BEGIN

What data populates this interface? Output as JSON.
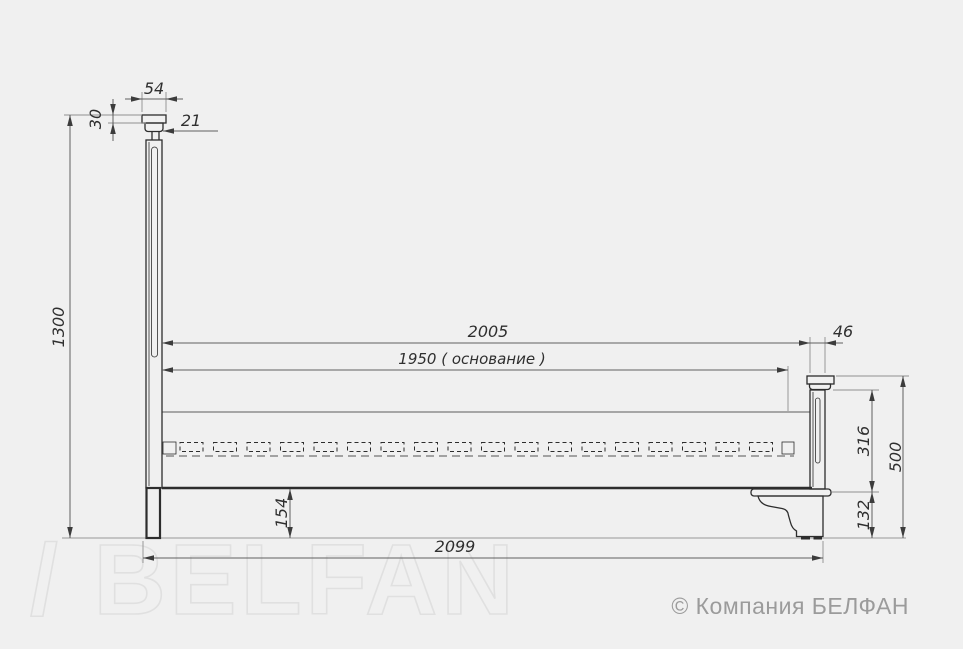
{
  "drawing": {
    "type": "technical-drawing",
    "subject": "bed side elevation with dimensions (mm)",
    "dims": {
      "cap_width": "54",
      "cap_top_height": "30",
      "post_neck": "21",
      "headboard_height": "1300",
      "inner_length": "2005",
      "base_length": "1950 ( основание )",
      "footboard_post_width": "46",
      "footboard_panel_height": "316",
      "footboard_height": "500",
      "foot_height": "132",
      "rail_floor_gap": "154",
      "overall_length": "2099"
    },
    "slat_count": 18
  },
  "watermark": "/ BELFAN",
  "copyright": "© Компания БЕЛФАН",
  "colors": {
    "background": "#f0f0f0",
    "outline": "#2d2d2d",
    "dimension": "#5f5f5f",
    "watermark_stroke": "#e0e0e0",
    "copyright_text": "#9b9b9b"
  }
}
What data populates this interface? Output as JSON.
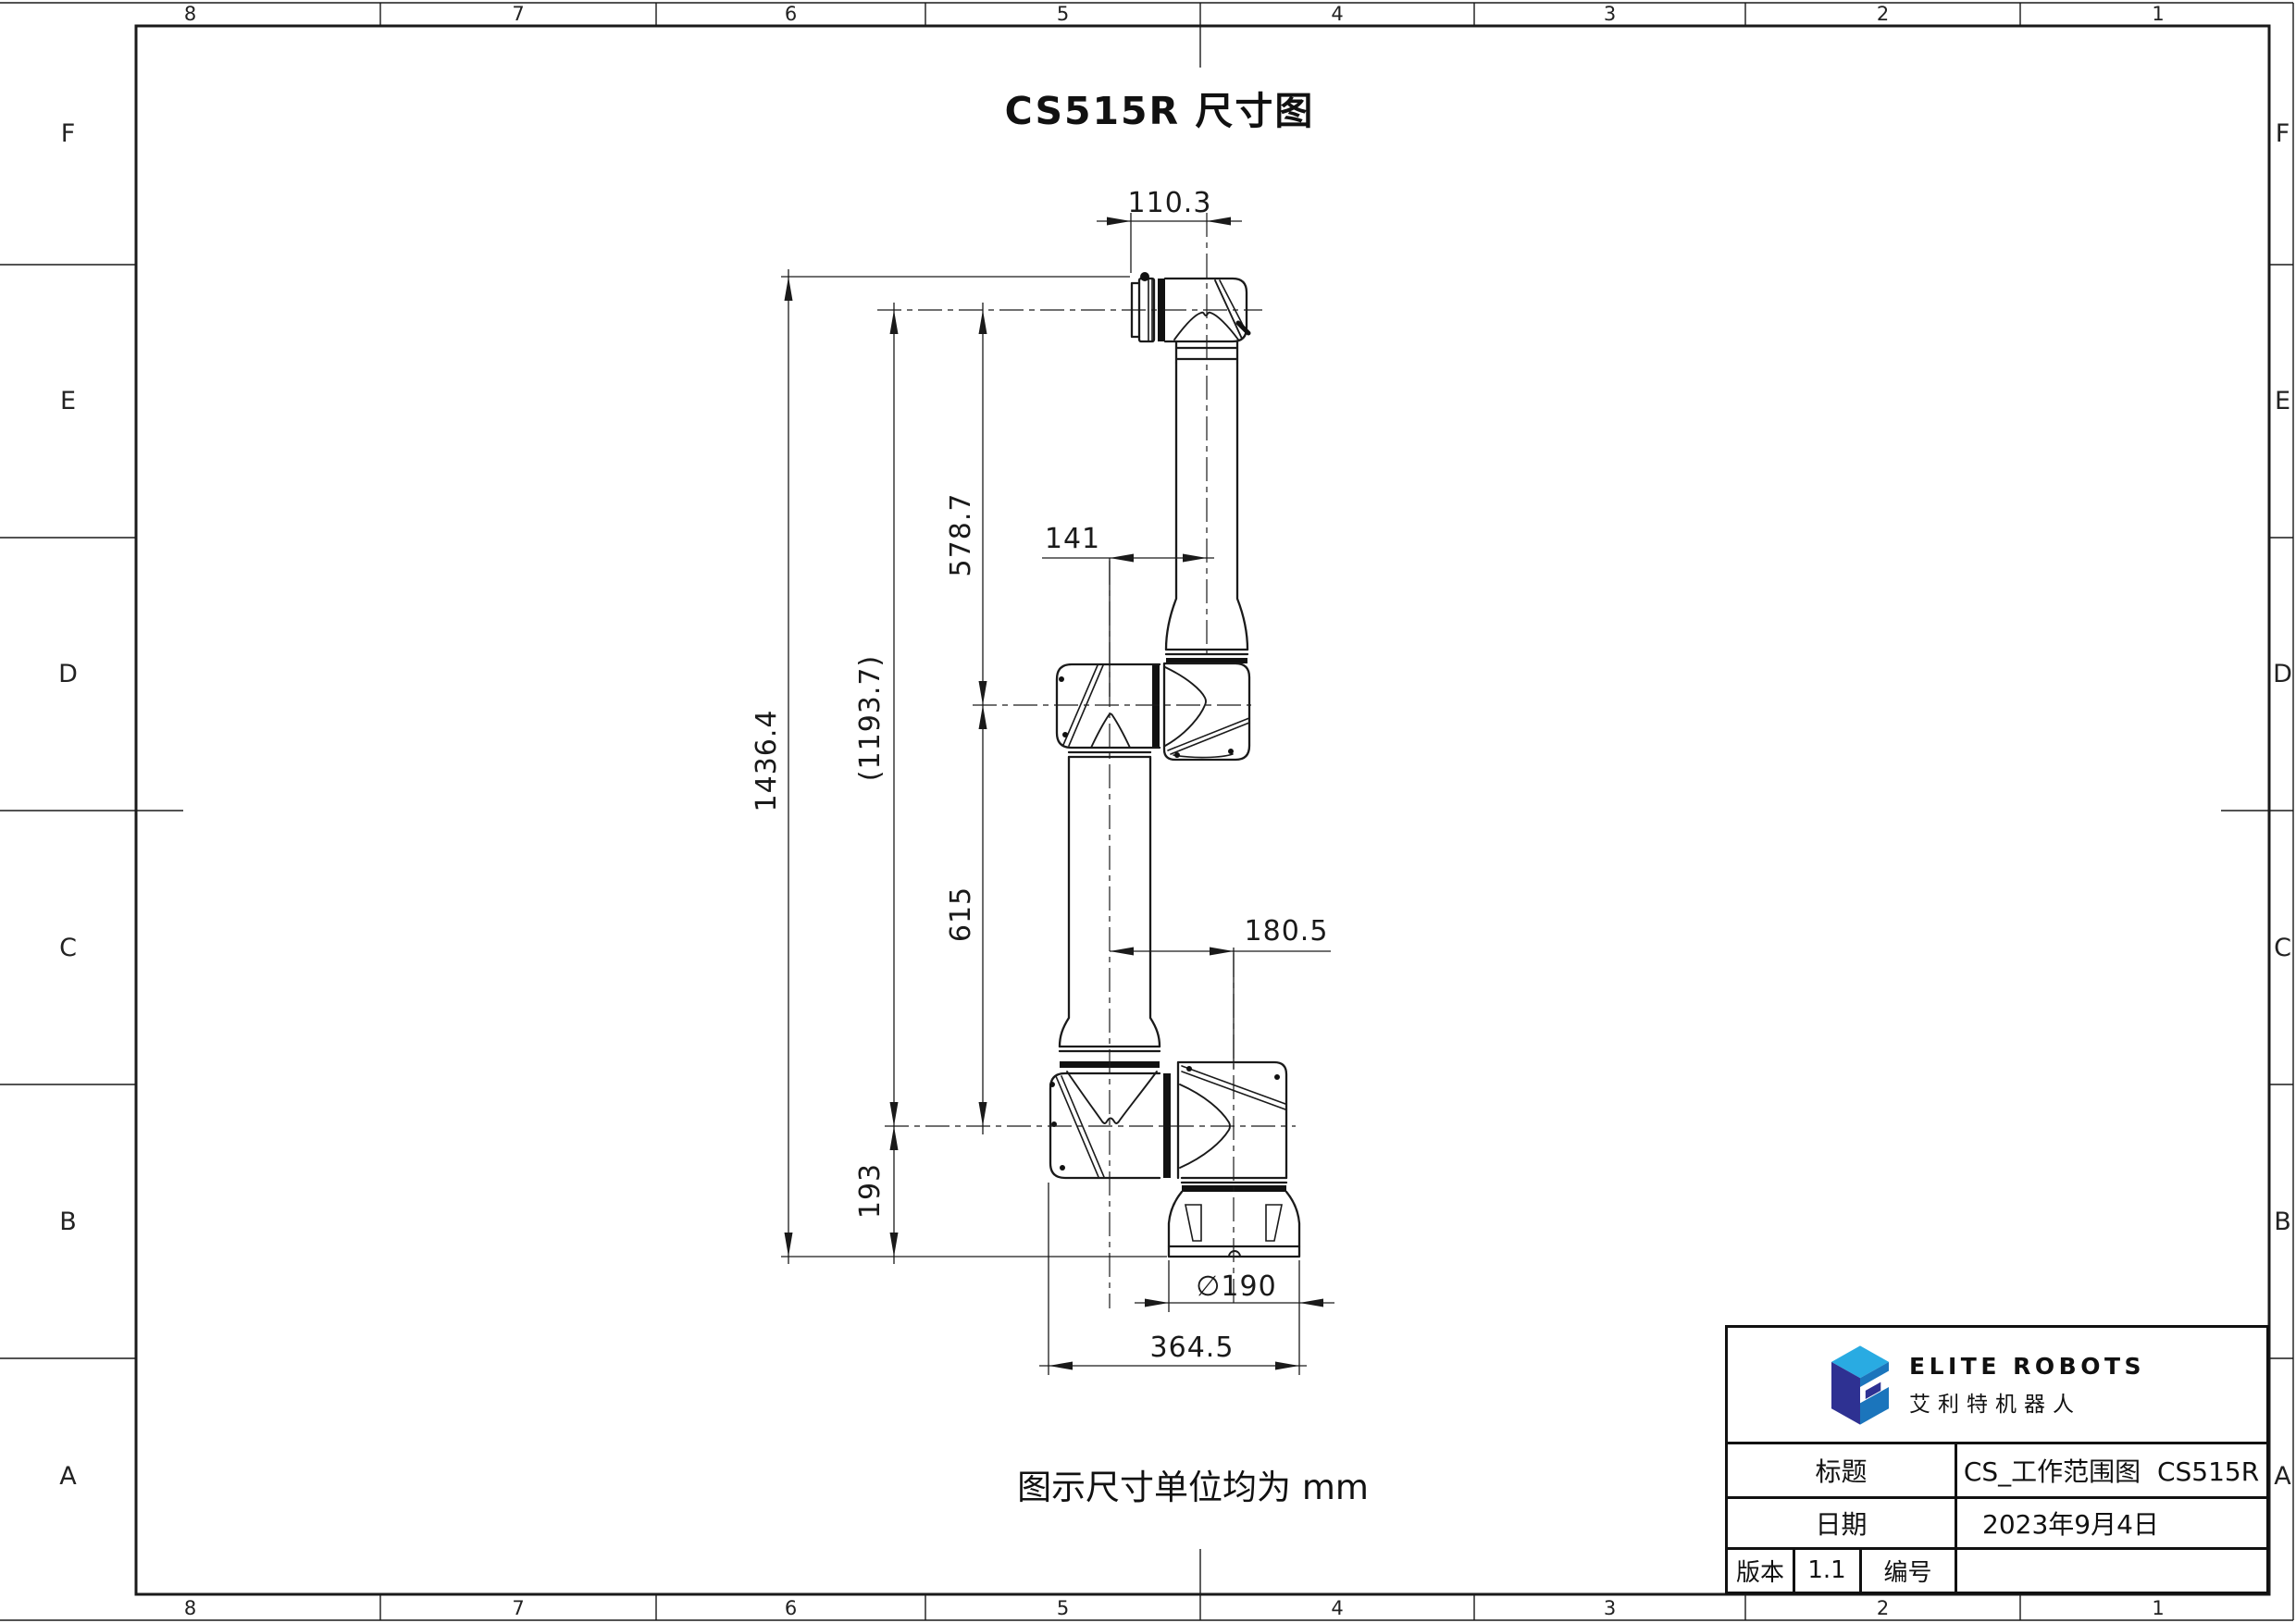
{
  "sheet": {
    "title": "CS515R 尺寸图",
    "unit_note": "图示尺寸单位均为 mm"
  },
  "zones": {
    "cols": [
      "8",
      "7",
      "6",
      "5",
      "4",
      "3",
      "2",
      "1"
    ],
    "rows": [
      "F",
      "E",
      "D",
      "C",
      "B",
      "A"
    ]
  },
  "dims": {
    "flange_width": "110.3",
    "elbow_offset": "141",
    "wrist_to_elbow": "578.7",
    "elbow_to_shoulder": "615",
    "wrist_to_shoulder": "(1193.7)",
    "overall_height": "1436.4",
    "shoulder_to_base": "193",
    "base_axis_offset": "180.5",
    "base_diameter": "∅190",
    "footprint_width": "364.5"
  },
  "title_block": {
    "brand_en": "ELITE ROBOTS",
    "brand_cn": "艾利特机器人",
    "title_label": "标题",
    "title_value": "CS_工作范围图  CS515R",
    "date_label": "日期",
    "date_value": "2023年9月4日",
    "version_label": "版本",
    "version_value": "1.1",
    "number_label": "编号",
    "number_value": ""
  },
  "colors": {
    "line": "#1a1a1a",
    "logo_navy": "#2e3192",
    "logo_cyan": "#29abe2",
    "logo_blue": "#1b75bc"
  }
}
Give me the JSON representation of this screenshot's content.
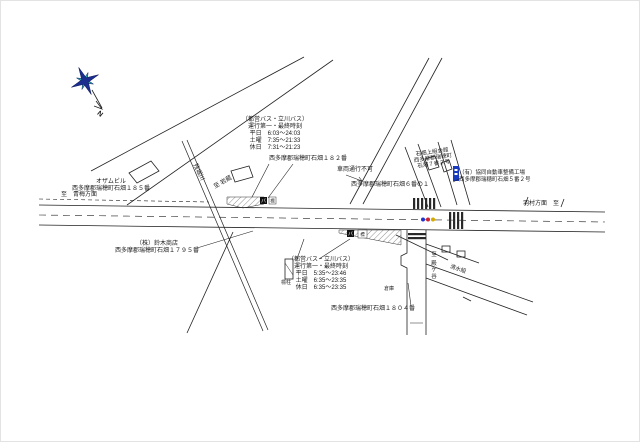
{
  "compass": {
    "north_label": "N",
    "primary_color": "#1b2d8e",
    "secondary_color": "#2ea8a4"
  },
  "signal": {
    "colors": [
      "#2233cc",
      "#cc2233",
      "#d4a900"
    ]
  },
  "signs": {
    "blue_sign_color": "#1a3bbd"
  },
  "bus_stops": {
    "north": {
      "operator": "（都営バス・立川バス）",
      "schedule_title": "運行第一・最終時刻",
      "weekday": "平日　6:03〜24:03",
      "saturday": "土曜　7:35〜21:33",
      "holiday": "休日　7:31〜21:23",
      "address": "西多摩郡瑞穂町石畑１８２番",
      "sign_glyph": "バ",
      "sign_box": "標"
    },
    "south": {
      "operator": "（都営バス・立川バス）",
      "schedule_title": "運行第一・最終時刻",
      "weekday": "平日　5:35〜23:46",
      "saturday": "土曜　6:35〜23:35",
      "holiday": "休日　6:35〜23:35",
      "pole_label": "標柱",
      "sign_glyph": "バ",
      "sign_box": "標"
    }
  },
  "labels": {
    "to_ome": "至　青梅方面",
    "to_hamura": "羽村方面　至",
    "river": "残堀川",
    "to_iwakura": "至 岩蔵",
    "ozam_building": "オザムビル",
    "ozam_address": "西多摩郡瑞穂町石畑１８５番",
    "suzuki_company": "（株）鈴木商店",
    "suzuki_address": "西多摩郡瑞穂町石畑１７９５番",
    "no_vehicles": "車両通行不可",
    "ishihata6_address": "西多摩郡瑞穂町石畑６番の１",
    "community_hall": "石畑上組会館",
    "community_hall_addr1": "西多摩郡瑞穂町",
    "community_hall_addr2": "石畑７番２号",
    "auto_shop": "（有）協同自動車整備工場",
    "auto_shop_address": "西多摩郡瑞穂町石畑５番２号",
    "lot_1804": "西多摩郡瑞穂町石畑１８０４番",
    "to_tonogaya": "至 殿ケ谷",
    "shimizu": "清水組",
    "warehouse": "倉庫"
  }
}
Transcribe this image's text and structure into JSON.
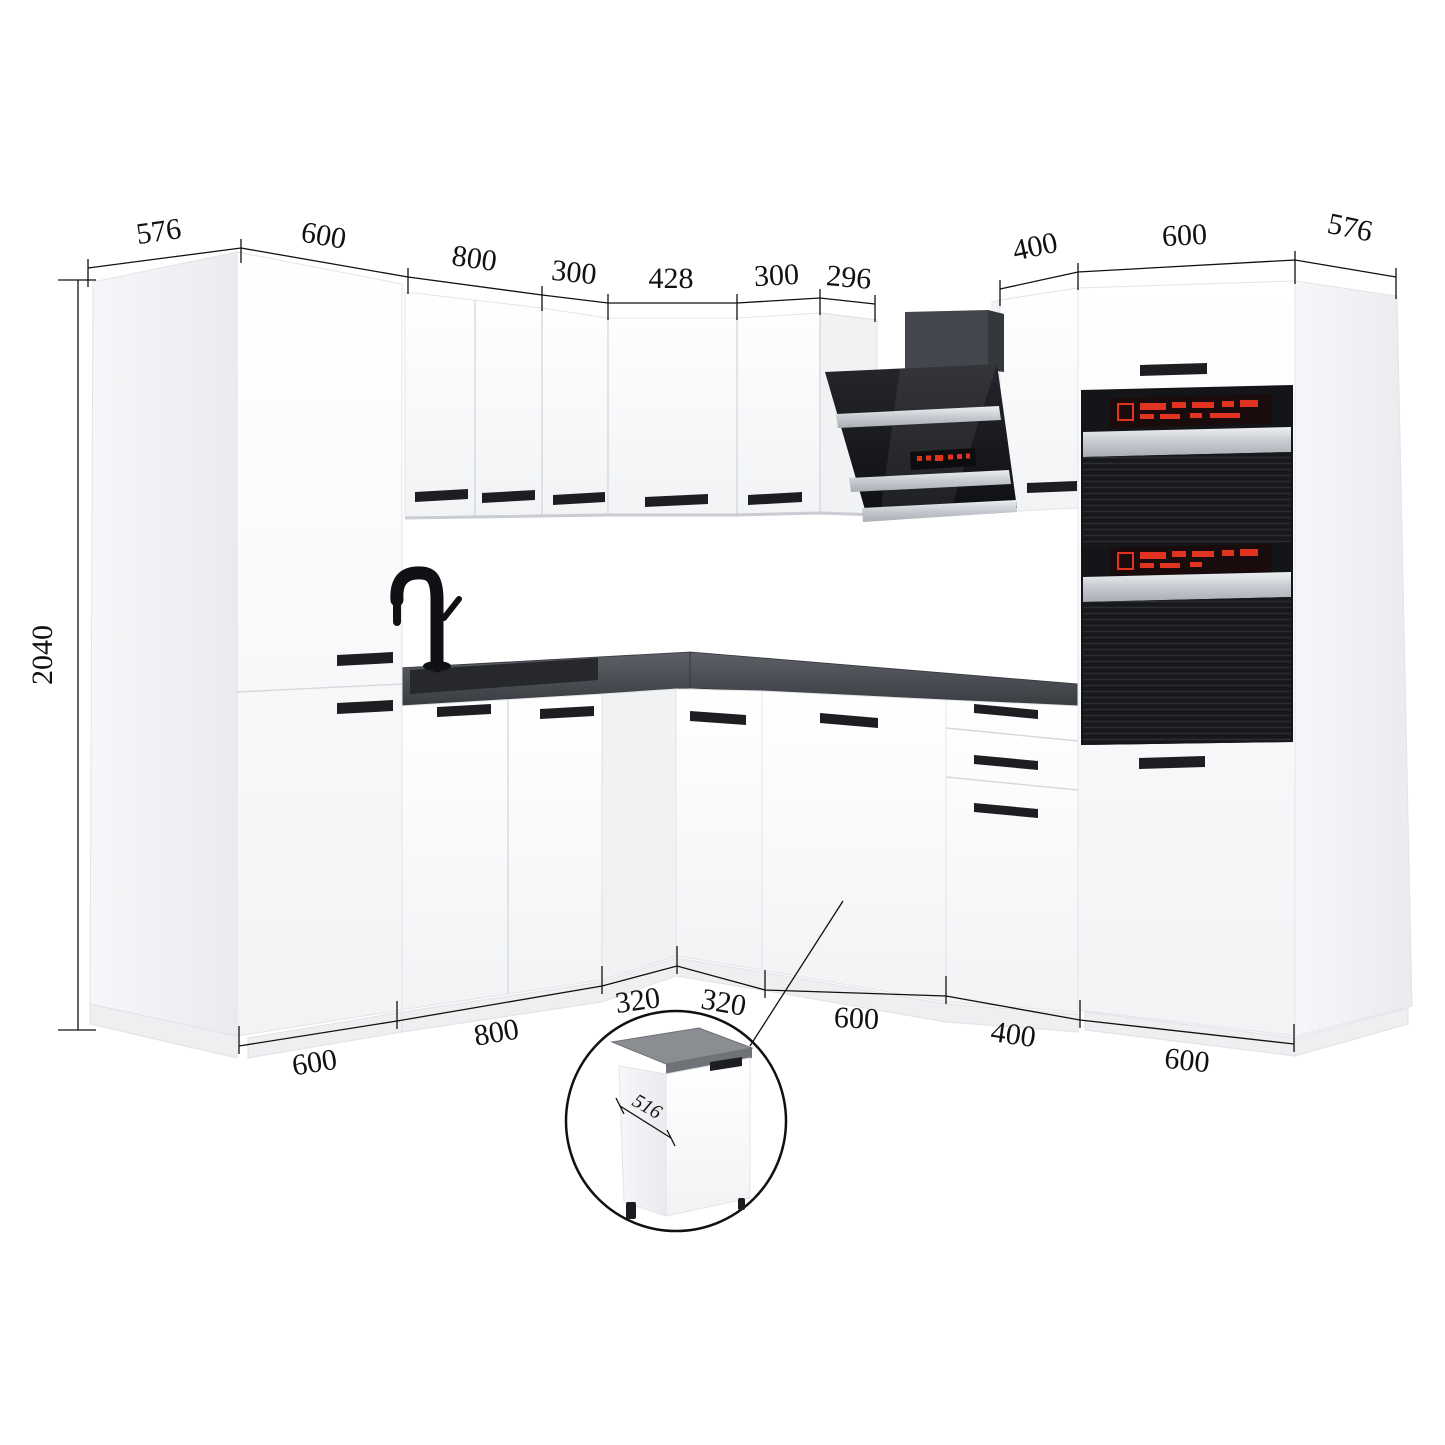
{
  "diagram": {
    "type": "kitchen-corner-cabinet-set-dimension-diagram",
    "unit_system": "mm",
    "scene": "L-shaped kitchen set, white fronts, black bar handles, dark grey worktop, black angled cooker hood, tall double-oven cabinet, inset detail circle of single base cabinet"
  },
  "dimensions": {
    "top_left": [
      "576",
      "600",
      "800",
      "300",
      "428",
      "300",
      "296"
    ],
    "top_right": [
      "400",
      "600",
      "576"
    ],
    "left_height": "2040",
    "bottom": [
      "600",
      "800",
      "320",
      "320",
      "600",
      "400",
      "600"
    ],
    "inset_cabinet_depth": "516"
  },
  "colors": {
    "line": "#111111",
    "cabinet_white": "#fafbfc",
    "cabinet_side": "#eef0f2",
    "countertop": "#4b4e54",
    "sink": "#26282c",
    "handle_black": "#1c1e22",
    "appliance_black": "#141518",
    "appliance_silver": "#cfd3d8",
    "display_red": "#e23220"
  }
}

END

◆ WRITTEN INSTRUCTION
Transcribe the listing in full. Omit the pictures and keep every line exact.

◆ TASK ANSWER
What data populates this interface? Output as JSON.
{
  "drawing": {
    "type": "technical-drawing",
    "subject": "bed side elevation with dimensions (mm)",
    "dims": {
      "cap_width": "54",
      "cap_top_height": "30",
      "post_neck": "21",
      "headboard_height": "1300",
      "inner_length": "2005",
      "base_length": "1950 ( основание )",
      "footboard_post_width": "46",
      "footboard_panel_height": "316",
      "footboard_height": "500",
      "foot_height": "132",
      "rail_floor_gap": "154",
      "overall_length": "2099"
    },
    "slat_count": 18
  },
  "watermark": "/ BELFAN",
  "copyright": "© Компания БЕЛФАН",
  "colors": {
    "background": "#f0f0f0",
    "outline": "#2d2d2d",
    "dimension": "#5f5f5f",
    "watermark_stroke": "#e0e0e0",
    "copyright_text": "#9b9b9b"
  }
}
What data populates this interface? Output as JSON.
{
  "sheet": {
    "title": "CS515R 尺寸图",
    "unit_note": "图示尺寸单位均为 mm"
  },
  "zones": {
    "cols": [
      "8",
      "7",
      "6",
      "5",
      "4",
      "3",
      "2",
      "1"
    ],
    "rows": [
      "F",
      "E",
      "D",
      "C",
      "B",
      "A"
    ]
  },
  "dims": {
    "flange_width": "110.3",
    "elbow_offset": "141",
    "wrist_to_elbow": "578.7",
    "elbow_to_shoulder": "615",
    "wrist_to_shoulder": "(1193.7)",
    "overall_height": "1436.4",
    "shoulder_to_base": "193",
    "base_axis_offset": "180.5",
    "base_diameter": "∅190",
    "footprint_width": "364.5"
  },
  "title_block": {
    "brand_en": "ELITE ROBOTS",
    "brand_cn": "艾利特机器人",
    "title_label": "标题",
    "title_value": "CS_工作范围图  CS515R",
    "date_label": "日期",
    "date_value": "2023年9月4日",
    "version_label": "版本",
    "version_value": "1.1",
    "number_label": "编号",
    "number_value": ""
  },
  "colors": {
    "line": "#1a1a1a",
    "logo_navy": "#2e3192",
    "logo_cyan": "#29abe2",
    "logo_blue": "#1b75bc"
  }
}
Give me the JSON representation of this screenshot's content.
{
  "compass": {
    "north_label": "N",
    "primary_color": "#1b2d8e",
    "secondary_color": "#2ea8a4"
  },
  "signal": {
    "colors": [
      "#2233cc",
      "#cc2233",
      "#d4a900"
    ]
  },
  "signs": {
    "blue_sign_color": "#1a3bbd"
  },
  "bus_stops": {
    "north": {
      "operator": "（都営バス・立川バス）",
      "schedule_title": "運行第一・最終時刻",
      "weekday": "平日　6:03〜24:03",
      "saturday": "土曜　7:35〜21:33",
      "holiday": "休日　7:31〜21:23",
      "address": "西多摩郡瑞穂町石畑１８２番",
      "sign_glyph": "バ",
      "sign_box": "標"
    },
    "south": {
      "operator": "（都営バス・立川バス）",
      "schedule_title": "運行第一・最終時刻",
      "weekday": "平日　5:35〜23:46",
      "saturday": "土曜　6:35〜23:35",
      "holiday": "休日　6:35〜23:35",
      "pole_label": "標柱",
      "sign_glyph": "バ",
      "sign_box": "標"
    }
  },
  "labels": {
    "to_ome": "至　青梅方面",
    "to_hamura": "羽村方面　至",
    "river": "残堀川",
    "to_iwakura": "至 岩蔵",
    "ozam_building": "オザムビル",
    "ozam_address": "西多摩郡瑞穂町石畑１８５番",
    "suzuki_company": "（株）鈴木商店",
    "suzuki_address": "西多摩郡瑞穂町石畑１７９５番",
    "no_vehicles": "車両通行不可",
    "ishihata6_address": "西多摩郡瑞穂町石畑６番の１",
    "community_hall": "石畑上組会館",
    "community_hall_addr1": "西多摩郡瑞穂町",
    "community_hall_addr2": "石畑７番２号",
    "auto_shop": "（有）協同自動車整備工場",
    "auto_shop_address": "西多摩郡瑞穂町石畑５番２号",
    "lot_1804": "西多摩郡瑞穂町石畑１８０４番",
    "to_tonogaya": "至 殿ケ谷",
    "shimizu": "清水組",
    "warehouse": "倉庫"
  }
}
Transcribe this image's text and structure into JSON.
{
  "diagram": {
    "type": "kitchen-corner-cabinet-set-dimension-diagram",
    "unit_system": "mm",
    "scene": "L-shaped kitchen set, white fronts, black bar handles, dark grey worktop, black angled cooker hood, tall double-oven cabinet, inset detail circle of single base cabinet"
  },
  "dimensions": {
    "top_left": [
      "576",
      "600",
      "800",
      "300",
      "428",
      "300",
      "296"
    ],
    "top_right": [
      "400",
      "600",
      "576"
    ],
    "left_height": "2040",
    "bottom": [
      "600",
      "800",
      "320",
      "320",
      "600",
      "400",
      "600"
    ],
    "inset_cabinet_depth": "516"
  },
  "colors": {
    "line": "#111111",
    "cabinet_white": "#fafbfc",
    "cabinet_side": "#eef0f2",
    "countertop": "#4b4e54",
    "sink": "#26282c",
    "handle_black": "#1c1e22",
    "appliance_black": "#141518",
    "appliance_silver": "#cfd3d8",
    "display_red": "#e23220"
  }
}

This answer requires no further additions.